> _REQUIRED TASK_
Review the material line by line. Identify and copy every line that contains the string "subtitle".

> _EXCERPTED RECORDS_
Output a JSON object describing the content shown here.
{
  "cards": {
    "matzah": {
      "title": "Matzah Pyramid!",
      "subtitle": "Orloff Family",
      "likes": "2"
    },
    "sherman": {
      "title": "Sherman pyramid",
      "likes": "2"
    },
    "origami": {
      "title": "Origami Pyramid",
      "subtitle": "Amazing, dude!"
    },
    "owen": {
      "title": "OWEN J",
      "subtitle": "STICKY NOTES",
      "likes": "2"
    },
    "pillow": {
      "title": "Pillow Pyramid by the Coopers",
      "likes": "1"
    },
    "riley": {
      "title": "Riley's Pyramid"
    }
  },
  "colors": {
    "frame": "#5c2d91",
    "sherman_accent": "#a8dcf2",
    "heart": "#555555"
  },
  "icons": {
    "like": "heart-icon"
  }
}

> _THE COMPLETED TASK_
      "subtitle": "Orloff Family",
      "subtitle": "Amazing, dude!"
      "subtitle": "STICKY NOTES",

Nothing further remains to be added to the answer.